Data to use.
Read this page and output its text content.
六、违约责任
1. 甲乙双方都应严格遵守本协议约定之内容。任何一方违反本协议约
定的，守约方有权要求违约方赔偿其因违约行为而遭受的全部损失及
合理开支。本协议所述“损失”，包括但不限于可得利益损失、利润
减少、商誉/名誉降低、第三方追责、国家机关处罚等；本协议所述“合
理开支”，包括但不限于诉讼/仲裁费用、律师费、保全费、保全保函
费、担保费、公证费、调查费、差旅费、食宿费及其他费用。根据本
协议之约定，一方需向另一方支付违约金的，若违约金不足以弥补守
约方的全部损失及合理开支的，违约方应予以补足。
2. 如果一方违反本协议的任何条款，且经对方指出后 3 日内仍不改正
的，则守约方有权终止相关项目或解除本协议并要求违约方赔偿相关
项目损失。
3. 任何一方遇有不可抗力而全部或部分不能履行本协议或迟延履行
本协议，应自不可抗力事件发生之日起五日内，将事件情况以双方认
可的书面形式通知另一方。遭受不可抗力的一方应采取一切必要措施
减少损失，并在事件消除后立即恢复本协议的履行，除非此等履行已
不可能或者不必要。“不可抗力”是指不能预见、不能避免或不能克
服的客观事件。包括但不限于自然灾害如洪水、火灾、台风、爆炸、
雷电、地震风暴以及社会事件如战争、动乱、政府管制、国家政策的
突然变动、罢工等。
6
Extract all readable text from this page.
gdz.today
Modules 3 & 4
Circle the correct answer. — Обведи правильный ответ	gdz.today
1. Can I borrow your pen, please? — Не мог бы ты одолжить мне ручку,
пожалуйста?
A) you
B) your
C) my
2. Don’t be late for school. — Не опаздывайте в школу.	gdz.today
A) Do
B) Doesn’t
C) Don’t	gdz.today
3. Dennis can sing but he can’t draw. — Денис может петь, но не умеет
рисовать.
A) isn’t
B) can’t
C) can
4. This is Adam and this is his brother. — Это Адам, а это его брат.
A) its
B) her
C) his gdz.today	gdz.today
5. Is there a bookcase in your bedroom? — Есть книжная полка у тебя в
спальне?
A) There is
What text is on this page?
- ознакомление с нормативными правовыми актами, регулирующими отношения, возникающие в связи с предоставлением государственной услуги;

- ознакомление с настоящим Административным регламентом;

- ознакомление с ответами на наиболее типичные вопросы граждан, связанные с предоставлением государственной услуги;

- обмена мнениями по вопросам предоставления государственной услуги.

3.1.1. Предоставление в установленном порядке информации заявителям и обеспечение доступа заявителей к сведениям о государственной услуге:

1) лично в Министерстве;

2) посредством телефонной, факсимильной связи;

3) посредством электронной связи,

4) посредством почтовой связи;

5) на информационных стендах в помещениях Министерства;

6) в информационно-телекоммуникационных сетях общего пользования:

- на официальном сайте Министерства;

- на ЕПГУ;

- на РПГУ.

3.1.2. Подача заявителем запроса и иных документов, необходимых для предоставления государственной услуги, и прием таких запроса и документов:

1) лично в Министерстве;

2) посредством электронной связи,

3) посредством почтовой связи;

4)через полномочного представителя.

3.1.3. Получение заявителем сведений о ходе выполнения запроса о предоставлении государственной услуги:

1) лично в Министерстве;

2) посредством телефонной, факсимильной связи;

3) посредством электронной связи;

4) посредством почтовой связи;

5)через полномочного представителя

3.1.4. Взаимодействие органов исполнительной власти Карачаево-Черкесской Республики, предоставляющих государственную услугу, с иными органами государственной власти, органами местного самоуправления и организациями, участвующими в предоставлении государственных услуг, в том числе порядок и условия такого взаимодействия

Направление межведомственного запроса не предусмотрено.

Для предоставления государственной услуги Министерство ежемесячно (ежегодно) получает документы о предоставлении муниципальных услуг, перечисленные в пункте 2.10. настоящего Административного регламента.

Task to carry out.
Copy every line that contains the string "представителя".

The completed task.
4)через полномочного представителя.
5)через полномочного представителя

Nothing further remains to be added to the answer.